===== Dataset

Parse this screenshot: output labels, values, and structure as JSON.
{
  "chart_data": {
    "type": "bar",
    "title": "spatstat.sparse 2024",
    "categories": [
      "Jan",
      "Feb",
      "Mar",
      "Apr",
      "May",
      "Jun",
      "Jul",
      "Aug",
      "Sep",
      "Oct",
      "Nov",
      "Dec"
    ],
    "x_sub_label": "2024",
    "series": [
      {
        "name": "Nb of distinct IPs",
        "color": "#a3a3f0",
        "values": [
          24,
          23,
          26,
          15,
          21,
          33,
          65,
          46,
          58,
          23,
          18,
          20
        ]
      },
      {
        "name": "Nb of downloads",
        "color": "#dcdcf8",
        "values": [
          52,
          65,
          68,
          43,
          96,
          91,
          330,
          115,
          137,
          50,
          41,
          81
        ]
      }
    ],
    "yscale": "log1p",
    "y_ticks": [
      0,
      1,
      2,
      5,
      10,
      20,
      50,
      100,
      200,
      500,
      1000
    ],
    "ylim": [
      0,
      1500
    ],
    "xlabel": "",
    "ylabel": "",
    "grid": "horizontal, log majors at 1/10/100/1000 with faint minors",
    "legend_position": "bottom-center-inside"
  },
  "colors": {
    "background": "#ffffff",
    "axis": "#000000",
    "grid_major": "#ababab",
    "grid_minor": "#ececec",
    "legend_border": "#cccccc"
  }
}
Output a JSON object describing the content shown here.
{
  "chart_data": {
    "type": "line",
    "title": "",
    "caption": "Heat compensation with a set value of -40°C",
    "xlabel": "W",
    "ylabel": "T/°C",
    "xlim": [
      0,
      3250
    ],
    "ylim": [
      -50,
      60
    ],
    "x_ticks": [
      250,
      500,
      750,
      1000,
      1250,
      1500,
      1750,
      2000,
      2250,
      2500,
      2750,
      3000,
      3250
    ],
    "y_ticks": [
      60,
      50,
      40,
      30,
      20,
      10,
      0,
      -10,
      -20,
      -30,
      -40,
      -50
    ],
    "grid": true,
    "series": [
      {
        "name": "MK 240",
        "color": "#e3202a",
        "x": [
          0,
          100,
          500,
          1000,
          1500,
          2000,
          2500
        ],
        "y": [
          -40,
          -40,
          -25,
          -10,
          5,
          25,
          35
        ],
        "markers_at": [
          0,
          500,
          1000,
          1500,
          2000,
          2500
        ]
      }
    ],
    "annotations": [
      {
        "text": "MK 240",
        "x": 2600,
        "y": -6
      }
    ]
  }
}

==========
===== Dataset

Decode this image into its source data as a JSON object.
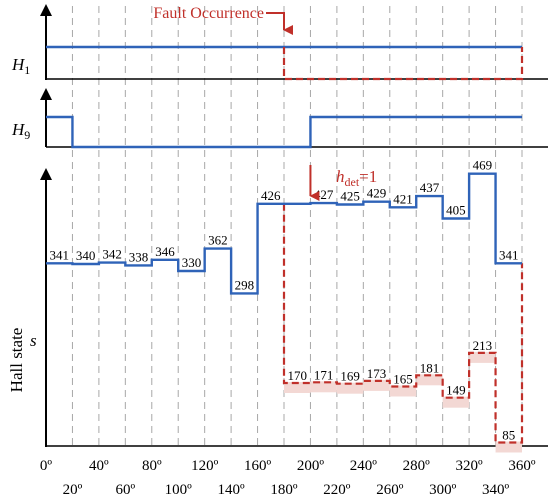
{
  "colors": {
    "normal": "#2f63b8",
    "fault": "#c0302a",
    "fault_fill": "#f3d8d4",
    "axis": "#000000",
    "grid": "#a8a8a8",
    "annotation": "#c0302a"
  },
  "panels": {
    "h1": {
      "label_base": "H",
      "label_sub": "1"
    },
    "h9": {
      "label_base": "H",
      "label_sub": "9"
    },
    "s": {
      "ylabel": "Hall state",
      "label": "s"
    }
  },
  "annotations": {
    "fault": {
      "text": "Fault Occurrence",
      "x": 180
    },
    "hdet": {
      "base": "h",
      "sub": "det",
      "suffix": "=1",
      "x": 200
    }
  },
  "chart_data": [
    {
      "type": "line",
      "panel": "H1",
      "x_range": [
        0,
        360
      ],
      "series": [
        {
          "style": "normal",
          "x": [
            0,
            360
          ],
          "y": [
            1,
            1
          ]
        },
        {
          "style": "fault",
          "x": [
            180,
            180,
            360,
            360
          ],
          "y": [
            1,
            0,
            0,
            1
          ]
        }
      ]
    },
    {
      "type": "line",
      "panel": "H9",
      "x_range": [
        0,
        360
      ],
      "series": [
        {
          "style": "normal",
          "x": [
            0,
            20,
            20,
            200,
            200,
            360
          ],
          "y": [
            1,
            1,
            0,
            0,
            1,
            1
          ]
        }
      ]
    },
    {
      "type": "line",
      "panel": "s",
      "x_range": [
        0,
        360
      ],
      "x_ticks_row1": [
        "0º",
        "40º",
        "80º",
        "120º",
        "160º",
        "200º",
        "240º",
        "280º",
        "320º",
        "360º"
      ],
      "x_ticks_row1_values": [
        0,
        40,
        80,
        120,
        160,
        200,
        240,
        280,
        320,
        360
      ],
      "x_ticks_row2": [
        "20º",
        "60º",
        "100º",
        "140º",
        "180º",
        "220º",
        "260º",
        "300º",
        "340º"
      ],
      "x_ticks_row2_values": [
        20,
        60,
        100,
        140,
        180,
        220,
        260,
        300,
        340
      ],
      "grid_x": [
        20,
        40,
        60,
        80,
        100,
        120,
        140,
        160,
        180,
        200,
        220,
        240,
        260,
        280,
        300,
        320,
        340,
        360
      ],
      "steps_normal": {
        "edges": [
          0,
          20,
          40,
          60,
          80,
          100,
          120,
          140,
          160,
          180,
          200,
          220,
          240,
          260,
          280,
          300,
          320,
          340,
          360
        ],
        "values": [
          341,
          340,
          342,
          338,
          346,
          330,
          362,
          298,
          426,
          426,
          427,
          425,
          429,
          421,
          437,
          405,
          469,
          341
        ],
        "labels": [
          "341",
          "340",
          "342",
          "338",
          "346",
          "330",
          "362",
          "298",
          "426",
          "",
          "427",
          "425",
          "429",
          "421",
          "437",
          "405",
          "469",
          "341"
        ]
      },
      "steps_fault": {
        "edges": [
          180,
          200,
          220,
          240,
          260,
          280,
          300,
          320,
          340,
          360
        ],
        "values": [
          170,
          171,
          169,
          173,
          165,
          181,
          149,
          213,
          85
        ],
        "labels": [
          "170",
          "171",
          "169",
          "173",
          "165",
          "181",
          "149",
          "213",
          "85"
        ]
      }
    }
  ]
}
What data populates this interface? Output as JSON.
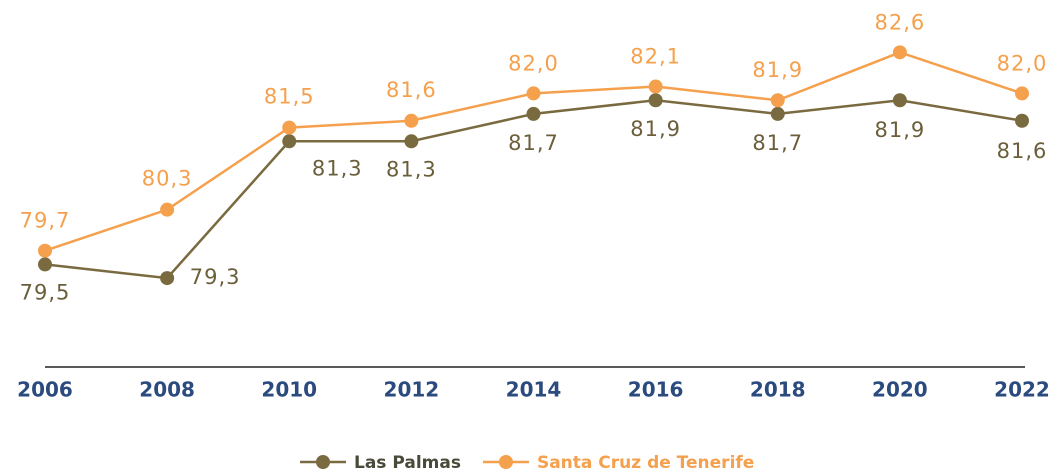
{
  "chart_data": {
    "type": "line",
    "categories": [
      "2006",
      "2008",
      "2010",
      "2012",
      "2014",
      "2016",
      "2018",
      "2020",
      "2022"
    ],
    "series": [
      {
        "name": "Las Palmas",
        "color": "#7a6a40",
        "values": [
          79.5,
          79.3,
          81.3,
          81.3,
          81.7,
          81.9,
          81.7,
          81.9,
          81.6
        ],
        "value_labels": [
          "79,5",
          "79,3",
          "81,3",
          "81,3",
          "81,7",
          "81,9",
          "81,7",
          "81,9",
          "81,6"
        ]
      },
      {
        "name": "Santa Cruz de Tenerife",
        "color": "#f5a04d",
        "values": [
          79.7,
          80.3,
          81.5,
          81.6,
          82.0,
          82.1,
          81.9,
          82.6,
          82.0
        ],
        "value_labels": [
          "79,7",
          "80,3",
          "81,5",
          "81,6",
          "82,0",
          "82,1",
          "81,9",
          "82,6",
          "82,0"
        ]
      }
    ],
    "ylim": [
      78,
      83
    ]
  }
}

==========
===== Dataset

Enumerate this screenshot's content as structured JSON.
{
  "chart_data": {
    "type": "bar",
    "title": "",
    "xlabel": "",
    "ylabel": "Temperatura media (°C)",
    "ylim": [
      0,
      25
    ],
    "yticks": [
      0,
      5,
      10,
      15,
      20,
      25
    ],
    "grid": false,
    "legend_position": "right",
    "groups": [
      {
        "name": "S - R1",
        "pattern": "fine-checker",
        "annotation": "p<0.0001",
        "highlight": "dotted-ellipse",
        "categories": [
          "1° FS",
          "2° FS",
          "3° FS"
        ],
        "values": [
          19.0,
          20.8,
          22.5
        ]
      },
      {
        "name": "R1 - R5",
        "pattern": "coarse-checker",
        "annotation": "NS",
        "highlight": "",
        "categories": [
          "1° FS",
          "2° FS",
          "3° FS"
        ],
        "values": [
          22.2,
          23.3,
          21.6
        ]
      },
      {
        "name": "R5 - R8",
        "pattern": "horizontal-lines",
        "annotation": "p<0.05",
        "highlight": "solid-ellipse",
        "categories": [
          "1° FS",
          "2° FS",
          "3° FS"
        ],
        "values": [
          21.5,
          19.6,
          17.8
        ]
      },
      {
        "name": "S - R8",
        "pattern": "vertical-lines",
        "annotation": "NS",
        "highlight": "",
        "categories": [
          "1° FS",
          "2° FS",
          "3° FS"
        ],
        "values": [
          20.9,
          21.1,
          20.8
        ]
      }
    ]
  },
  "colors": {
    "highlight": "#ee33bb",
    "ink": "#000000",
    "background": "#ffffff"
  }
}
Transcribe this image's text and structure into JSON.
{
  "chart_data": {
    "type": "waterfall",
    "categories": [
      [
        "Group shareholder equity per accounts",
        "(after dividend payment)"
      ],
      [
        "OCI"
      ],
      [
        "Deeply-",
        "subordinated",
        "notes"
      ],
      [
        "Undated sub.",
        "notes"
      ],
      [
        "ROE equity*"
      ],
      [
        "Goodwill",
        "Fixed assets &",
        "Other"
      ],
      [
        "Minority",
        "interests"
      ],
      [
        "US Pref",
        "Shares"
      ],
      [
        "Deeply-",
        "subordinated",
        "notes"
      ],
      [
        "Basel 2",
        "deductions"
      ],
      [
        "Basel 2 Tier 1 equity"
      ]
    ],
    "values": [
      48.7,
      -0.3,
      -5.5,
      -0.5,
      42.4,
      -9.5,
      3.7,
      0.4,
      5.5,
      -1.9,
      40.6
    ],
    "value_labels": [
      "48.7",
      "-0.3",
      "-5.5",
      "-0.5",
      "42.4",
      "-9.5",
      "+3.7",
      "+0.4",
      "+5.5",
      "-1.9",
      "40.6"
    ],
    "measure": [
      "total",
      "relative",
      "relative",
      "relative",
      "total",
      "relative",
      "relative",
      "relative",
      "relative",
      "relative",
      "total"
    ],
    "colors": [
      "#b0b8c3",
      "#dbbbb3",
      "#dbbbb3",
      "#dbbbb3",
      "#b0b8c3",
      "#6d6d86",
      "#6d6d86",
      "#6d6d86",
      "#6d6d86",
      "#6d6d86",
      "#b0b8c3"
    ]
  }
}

==========

What to work on » Copy every line from the entries that contains the word "screenshot".

Written answer »
Parse this screenshot: output labels, values, and structure as JSON.
Enumerate this screenshot's content as structured JSON.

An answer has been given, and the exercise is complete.